● **GOAL OF THE EXERCISE**
Repeat every line exactly, keeping the pictures out of the copy.

● **PROVIDED MATERIAL**
◆ ◆ ◆ ◆ ◆ ◆ ◆
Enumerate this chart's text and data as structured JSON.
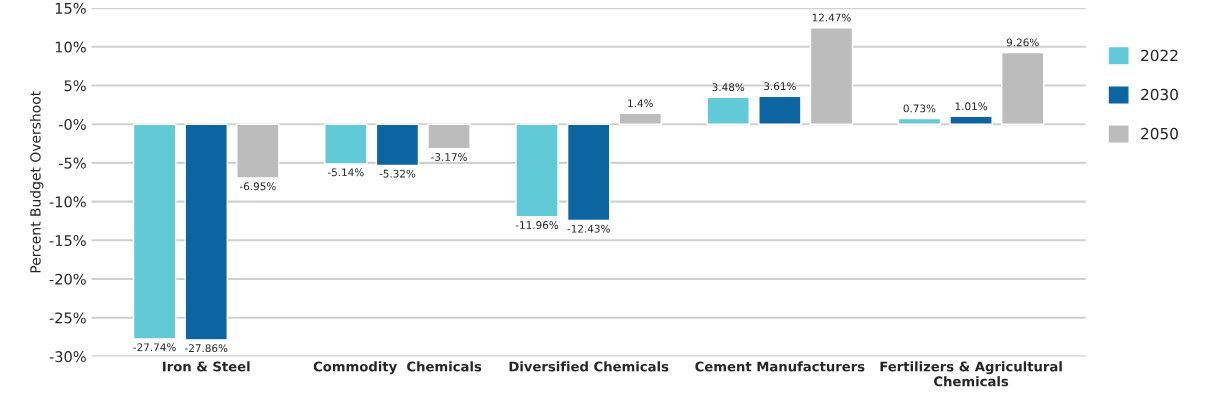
{
  "chart_data": {
    "type": "bar",
    "ylabel": "Percent Budget Overshoot",
    "categories": [
      "Iron & Steel",
      "Commodity  Chemicals",
      "Diversified Chemicals",
      "Cement Manufacturers",
      "Fertilizers & Agricultural\nChemicals"
    ],
    "series": [
      {
        "name": "2022",
        "color": "#62c9d6",
        "values": [
          -27.74,
          -5.14,
          -11.96,
          3.48,
          0.73
        ],
        "value_labels": [
          "-27.74%",
          "-5.14%",
          "-11.96%",
          "3.48%",
          "0.73%"
        ]
      },
      {
        "name": "2030",
        "color": "#0c64a0",
        "values": [
          -27.86,
          -5.32,
          -12.43,
          3.61,
          1.01
        ],
        "value_labels": [
          "-27.86%",
          "-5.32%",
          "-12.43%",
          "3.61%",
          "1.01%"
        ]
      },
      {
        "name": "2050",
        "color": "#bcbcbc",
        "values": [
          -6.95,
          -3.17,
          1.4,
          12.47,
          9.26
        ],
        "value_labels": [
          "-6.95%",
          "-3.17%",
          "1.4%",
          "12.47%",
          "9.26%"
        ]
      }
    ],
    "ylim": [
      -30,
      15
    ],
    "yticks": [
      {
        "value": -30,
        "label": "-30%"
      },
      {
        "value": -25,
        "label": "-25%"
      },
      {
        "value": -20,
        "label": "-20%"
      },
      {
        "value": -15,
        "label": "-15%"
      },
      {
        "value": -10,
        "label": "-10%"
      },
      {
        "value": -5,
        "label": "-5%"
      },
      {
        "value": 0,
        "label": "-0%"
      },
      {
        "value": 5,
        "label": "5%"
      },
      {
        "value": 10,
        "label": "10%"
      },
      {
        "value": 15,
        "label": "15%"
      }
    ],
    "grid": "y",
    "legend": "right"
  }
}
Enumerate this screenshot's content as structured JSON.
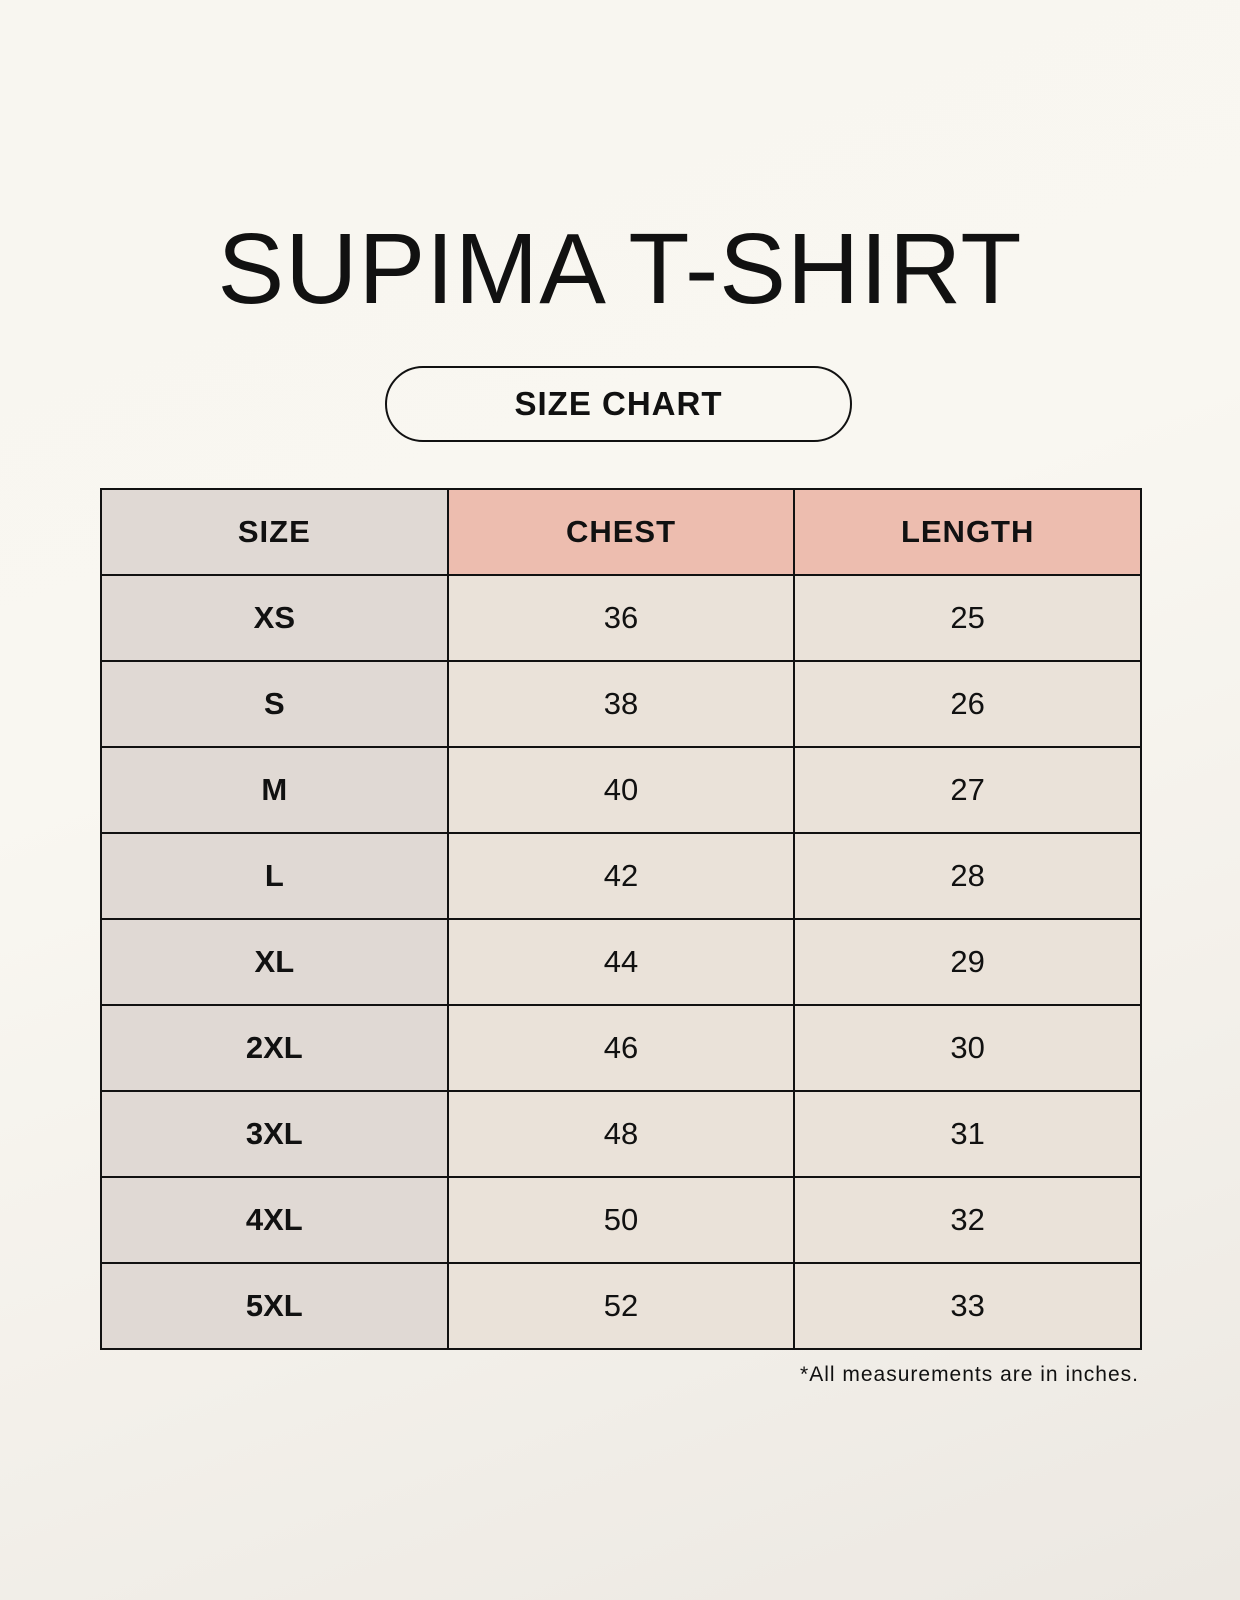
{
  "title": "SUPIMA T-SHIRT",
  "subtitle": "SIZE CHART",
  "table": {
    "headers": [
      "SIZE",
      "CHEST",
      "LENGTH"
    ],
    "rows": [
      [
        "XS",
        "36",
        "25"
      ],
      [
        "S",
        "38",
        "26"
      ],
      [
        "M",
        "40",
        "27"
      ],
      [
        "L",
        "42",
        "28"
      ],
      [
        "XL",
        "44",
        "29"
      ],
      [
        "2XL",
        "46",
        "30"
      ],
      [
        "3XL",
        "48",
        "31"
      ],
      [
        "4XL",
        "50",
        "32"
      ],
      [
        "5XL",
        "52",
        "33"
      ]
    ]
  },
  "footnote": "*All measurements are in inches.",
  "colors": {
    "size_column": "#e0d9d4",
    "header_accent": "#edbdaf",
    "cell": "#eae2d9"
  }
}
◆ ◆ ◆ ◆ ◆ ◆ ◆
● **ANSWER TO THE PROBLEM**
Enumerate this chart's text and data as structured JSON.
{
  "chart_data": {
    "type": "bar",
    "ylabel": "Percent Budget Overshoot",
    "categories": [
      "Iron & Steel",
      "Commodity  Chemicals",
      "Diversified Chemicals",
      "Cement Manufacturers",
      "Fertilizers & Agricultural\nChemicals"
    ],
    "series": [
      {
        "name": "2022",
        "color": "#62c9d6",
        "values": [
          -27.74,
          -5.14,
          -11.96,
          3.48,
          0.73
        ],
        "value_labels": [
          "-27.74%",
          "-5.14%",
          "-11.96%",
          "3.48%",
          "0.73%"
        ]
      },
      {
        "name": "2030",
        "color": "#0c64a0",
        "values": [
          -27.86,
          -5.32,
          -12.43,
          3.61,
          1.01
        ],
        "value_labels": [
          "-27.86%",
          "-5.32%",
          "-12.43%",
          "3.61%",
          "1.01%"
        ]
      },
      {
        "name": "2050",
        "color": "#bcbcbc",
        "values": [
          -6.95,
          -3.17,
          1.4,
          12.47,
          9.26
        ],
        "value_labels": [
          "-6.95%",
          "-3.17%",
          "1.4%",
          "12.47%",
          "9.26%"
        ]
      }
    ],
    "ylim": [
      -30,
      15
    ],
    "yticks": [
      {
        "value": -30,
        "label": "-30%"
      },
      {
        "value": -25,
        "label": "-25%"
      },
      {
        "value": -20,
        "label": "-20%"
      },
      {
        "value": -15,
        "label": "-15%"
      },
      {
        "value": -10,
        "label": "-10%"
      },
      {
        "value": -5,
        "label": "-5%"
      },
      {
        "value": 0,
        "label": "-0%"
      },
      {
        "value": 5,
        "label": "5%"
      },
      {
        "value": 10,
        "label": "10%"
      },
      {
        "value": 15,
        "label": "15%"
      }
    ],
    "grid": "y",
    "legend": "right"
  }
}
Enumerate this screenshot's content as structured JSON.
{
  "title": "SUPIMA T-SHIRT",
  "subtitle": "SIZE CHART",
  "table": {
    "headers": [
      "SIZE",
      "CHEST",
      "LENGTH"
    ],
    "rows": [
      [
        "XS",
        "36",
        "25"
      ],
      [
        "S",
        "38",
        "26"
      ],
      [
        "M",
        "40",
        "27"
      ],
      [
        "L",
        "42",
        "28"
      ],
      [
        "XL",
        "44",
        "29"
      ],
      [
        "2XL",
        "46",
        "30"
      ],
      [
        "3XL",
        "48",
        "31"
      ],
      [
        "4XL",
        "50",
        "32"
      ],
      [
        "5XL",
        "52",
        "33"
      ]
    ]
  },
  "footnote": "*All measurements are in inches.",
  "colors": {
    "size_column": "#e0d9d4",
    "header_accent": "#edbdaf",
    "cell": "#eae2d9"
  }
}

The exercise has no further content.